> ASSIGNMENT:
Lift out all lines below that contain "CAPPUCCINO".

> EXTRACTED INFORMATION:
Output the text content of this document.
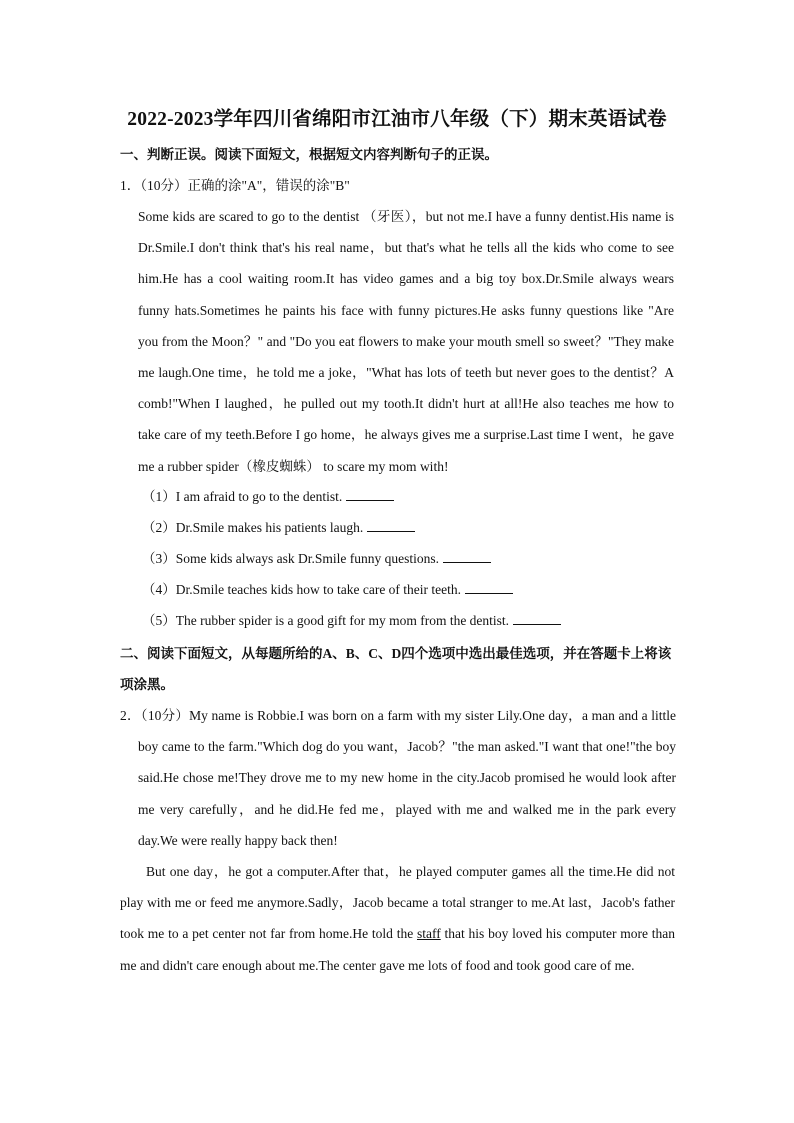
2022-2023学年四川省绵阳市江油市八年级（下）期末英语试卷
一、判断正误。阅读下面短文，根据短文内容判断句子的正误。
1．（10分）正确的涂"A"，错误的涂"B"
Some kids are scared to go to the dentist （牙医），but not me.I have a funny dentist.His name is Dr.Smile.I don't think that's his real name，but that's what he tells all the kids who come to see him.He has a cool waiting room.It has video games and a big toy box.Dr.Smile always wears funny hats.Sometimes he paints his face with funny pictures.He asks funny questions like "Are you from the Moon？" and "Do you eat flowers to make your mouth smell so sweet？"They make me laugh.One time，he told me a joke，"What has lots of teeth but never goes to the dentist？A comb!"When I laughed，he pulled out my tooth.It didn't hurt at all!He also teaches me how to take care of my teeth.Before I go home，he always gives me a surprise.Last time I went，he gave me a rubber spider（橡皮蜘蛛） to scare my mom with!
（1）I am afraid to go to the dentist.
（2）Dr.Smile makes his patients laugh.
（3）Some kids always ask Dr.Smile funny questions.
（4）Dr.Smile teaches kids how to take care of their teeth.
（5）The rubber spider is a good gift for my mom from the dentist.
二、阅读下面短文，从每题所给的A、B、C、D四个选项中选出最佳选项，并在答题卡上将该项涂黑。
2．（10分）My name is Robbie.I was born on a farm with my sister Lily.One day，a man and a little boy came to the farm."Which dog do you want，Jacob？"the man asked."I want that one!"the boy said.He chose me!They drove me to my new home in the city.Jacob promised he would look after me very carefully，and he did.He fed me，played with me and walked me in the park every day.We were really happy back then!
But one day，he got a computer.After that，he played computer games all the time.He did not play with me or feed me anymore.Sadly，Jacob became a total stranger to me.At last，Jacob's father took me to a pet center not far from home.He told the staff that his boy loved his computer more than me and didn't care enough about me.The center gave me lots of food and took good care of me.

* * *

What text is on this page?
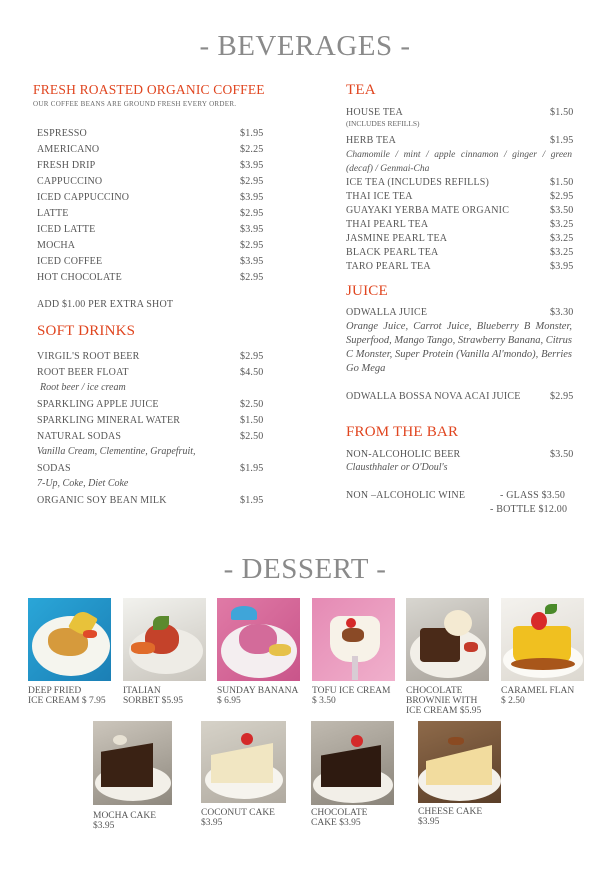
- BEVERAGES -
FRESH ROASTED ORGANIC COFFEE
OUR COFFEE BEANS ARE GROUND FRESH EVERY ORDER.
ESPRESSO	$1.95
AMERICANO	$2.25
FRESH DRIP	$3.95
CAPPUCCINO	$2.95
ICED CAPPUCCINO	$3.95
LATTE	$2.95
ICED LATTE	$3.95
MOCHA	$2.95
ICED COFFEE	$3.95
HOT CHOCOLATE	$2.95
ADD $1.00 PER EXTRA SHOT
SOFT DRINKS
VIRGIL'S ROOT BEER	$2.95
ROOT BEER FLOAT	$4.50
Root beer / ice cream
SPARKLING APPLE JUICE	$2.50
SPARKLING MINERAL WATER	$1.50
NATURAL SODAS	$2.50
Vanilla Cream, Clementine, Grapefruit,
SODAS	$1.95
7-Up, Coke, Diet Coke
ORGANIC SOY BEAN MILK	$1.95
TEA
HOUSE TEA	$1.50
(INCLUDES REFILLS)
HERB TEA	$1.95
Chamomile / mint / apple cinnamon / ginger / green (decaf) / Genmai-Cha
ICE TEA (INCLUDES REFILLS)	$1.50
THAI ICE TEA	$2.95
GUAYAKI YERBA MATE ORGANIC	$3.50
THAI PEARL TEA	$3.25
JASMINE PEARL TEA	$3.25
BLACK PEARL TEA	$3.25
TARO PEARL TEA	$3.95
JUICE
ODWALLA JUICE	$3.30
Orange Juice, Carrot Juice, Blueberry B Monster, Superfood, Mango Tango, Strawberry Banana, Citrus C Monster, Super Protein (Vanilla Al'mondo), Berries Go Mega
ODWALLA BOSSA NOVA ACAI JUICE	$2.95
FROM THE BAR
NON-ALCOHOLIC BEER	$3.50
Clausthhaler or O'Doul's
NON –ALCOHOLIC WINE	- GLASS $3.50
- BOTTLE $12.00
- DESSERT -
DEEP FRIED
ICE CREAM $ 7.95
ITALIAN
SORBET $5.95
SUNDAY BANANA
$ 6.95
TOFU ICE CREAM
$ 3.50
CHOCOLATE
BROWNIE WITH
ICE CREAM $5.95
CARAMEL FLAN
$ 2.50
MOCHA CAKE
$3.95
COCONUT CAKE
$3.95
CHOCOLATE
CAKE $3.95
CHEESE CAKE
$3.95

> TASK OUTPUT:
CAPPUCCINO	$2.95
ICED CAPPUCCINO	$3.95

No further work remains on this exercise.